| Short exercise |
Pick out and copy every line in the items below that contains the string "marks". Case counts.

= = = = = = =

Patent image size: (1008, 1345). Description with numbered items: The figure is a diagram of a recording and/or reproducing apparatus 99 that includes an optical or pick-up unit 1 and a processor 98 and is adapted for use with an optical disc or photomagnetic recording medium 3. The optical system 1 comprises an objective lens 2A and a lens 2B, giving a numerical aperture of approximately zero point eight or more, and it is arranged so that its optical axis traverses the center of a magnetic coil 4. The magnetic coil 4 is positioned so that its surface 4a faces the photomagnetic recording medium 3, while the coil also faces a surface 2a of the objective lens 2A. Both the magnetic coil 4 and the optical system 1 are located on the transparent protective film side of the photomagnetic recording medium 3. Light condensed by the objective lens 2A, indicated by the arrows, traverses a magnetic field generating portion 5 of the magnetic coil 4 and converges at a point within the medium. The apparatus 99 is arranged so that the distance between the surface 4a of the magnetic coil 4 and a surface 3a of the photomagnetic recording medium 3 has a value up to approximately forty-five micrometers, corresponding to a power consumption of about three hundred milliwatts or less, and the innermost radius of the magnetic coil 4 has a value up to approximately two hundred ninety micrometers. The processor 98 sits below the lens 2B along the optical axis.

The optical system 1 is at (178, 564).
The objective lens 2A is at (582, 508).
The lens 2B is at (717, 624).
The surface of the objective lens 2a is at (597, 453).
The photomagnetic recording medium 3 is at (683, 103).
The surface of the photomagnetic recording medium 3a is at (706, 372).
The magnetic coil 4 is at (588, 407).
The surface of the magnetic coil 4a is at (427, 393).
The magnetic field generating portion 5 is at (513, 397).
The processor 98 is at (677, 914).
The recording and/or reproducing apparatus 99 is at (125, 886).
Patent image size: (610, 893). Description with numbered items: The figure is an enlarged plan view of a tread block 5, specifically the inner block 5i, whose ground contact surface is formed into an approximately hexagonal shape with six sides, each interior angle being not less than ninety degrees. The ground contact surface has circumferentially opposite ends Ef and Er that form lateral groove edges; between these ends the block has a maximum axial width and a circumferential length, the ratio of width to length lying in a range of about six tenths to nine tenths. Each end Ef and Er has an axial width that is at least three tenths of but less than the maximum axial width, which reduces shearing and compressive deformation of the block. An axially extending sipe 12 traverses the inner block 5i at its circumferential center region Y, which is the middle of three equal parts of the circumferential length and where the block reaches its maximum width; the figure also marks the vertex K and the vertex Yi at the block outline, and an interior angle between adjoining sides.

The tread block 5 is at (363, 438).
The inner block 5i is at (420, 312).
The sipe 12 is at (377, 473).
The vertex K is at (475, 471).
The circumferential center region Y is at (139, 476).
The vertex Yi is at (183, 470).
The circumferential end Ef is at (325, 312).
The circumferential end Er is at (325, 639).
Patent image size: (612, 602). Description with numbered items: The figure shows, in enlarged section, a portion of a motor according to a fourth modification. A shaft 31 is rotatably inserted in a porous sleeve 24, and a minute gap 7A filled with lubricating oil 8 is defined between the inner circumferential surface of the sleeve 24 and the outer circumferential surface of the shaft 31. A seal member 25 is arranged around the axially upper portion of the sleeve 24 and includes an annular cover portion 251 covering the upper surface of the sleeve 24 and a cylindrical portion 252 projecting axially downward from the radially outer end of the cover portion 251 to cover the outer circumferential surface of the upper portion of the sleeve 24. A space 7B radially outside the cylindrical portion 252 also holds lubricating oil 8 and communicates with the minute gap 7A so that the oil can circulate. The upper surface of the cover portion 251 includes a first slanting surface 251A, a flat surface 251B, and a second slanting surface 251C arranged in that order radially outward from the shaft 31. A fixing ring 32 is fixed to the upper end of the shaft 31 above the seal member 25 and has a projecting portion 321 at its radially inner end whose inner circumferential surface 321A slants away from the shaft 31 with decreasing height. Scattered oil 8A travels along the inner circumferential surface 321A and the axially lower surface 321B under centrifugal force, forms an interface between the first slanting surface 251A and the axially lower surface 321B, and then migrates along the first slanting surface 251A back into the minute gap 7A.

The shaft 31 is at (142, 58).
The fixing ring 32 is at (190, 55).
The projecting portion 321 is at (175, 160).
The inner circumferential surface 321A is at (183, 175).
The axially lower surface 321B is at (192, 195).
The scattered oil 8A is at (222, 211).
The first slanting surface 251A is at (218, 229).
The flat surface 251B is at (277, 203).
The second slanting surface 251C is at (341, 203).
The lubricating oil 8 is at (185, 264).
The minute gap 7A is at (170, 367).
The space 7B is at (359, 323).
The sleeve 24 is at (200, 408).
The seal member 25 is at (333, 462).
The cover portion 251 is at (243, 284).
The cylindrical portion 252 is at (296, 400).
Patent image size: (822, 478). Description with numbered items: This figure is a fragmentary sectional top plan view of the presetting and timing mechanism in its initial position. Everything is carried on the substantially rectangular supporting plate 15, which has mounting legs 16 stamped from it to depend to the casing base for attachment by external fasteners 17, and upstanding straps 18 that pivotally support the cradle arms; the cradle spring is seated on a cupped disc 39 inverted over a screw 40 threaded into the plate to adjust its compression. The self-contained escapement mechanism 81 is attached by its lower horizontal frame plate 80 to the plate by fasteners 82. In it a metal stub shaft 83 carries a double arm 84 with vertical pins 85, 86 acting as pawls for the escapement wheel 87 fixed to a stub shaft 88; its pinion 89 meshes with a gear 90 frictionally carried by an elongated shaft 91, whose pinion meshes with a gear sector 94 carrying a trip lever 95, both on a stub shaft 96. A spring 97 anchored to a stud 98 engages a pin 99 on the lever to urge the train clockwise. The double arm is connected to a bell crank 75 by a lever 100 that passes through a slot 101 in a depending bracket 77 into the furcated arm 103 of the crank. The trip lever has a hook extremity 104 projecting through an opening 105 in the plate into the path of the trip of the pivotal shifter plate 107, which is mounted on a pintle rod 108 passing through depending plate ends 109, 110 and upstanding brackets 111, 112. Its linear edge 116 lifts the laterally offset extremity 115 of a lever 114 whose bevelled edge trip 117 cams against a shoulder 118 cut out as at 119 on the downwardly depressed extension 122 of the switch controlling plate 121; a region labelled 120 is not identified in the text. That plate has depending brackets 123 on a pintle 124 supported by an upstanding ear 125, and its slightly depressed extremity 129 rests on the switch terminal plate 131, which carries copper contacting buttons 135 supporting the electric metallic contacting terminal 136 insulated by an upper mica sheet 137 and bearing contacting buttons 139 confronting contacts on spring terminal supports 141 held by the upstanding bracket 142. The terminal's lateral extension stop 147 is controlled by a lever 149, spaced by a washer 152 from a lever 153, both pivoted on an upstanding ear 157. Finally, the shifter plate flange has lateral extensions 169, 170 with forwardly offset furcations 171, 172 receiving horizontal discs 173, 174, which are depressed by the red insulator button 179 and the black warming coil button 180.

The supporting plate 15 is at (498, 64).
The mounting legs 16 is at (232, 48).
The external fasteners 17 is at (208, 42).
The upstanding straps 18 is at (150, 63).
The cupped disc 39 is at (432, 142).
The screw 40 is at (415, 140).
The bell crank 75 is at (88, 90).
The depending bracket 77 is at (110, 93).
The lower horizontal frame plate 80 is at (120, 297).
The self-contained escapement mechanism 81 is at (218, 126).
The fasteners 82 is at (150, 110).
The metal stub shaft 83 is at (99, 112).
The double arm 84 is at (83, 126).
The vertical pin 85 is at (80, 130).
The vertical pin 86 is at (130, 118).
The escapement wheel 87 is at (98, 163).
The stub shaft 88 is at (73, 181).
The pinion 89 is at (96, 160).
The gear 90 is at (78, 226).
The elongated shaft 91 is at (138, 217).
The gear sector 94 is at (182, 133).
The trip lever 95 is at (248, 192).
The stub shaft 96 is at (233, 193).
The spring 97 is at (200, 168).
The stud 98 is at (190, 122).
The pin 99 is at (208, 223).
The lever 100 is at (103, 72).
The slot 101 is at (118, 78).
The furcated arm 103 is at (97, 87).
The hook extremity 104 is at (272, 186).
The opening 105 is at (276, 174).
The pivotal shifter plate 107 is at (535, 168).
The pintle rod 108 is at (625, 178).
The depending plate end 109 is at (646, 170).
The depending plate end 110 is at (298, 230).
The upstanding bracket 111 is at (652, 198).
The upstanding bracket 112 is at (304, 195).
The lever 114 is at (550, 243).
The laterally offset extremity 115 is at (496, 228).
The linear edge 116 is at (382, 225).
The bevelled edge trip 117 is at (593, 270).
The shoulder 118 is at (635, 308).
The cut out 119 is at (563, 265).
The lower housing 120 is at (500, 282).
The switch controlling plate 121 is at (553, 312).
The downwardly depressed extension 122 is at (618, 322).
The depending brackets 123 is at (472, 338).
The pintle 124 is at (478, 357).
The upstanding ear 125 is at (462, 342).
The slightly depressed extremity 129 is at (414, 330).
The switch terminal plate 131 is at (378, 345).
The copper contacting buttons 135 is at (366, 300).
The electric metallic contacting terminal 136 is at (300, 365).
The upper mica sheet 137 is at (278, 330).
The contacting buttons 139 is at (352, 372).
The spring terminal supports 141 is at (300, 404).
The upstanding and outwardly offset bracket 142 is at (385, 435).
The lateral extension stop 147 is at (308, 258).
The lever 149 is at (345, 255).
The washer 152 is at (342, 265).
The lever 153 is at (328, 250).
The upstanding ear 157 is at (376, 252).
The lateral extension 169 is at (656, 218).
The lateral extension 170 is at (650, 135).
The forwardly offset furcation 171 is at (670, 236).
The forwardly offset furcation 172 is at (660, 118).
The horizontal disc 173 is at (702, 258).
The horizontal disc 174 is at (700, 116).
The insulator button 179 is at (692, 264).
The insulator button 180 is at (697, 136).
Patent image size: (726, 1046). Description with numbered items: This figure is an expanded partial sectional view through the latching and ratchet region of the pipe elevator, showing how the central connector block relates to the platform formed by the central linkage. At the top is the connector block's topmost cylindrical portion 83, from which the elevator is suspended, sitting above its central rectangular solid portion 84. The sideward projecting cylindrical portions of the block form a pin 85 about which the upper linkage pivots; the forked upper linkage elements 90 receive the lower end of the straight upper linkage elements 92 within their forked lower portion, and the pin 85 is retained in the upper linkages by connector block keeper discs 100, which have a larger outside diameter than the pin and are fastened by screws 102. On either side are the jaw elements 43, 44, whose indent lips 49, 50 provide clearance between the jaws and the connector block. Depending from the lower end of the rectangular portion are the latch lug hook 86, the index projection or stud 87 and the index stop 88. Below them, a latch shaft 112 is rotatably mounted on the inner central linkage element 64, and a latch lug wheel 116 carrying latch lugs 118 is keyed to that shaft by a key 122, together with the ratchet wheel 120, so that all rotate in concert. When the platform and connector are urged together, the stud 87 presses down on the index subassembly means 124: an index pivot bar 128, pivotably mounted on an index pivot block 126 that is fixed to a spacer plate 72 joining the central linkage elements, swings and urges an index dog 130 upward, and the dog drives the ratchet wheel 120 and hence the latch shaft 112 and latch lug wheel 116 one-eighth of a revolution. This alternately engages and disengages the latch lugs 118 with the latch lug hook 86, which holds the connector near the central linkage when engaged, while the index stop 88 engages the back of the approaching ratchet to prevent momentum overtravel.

= = = = = = =

| Answer |
Patent image size: (610, 893). Description with numbered items: The figure is an enlarged plan view of a tread block 5, specifically the inner block 5i, whose ground contact surface is formed into an approximately hexagonal shape with six sides, each interior angle being not less than ninety degrees. The ground contact surface has circumferentially opposite ends Ef and Er that form lateral groove edges; between these ends the block has a maximum axial width and a circumferential length, the ratio of width to length lying in a range of about six tenths to nine tenths. Each end Ef and Er has an axial width that is at least three tenths of but less than the maximum axial width, which reduces shearing and compressive deformation of the block. An axially extending sipe 12 traverses the inner block 5i at its circumferential center region Y, which is the middle of three equal parts of the circumferential length and where the block reaches its maximum width; the figure also marks the vertex K and the vertex Yi at the block outline, and an interior angle between adjoining sides.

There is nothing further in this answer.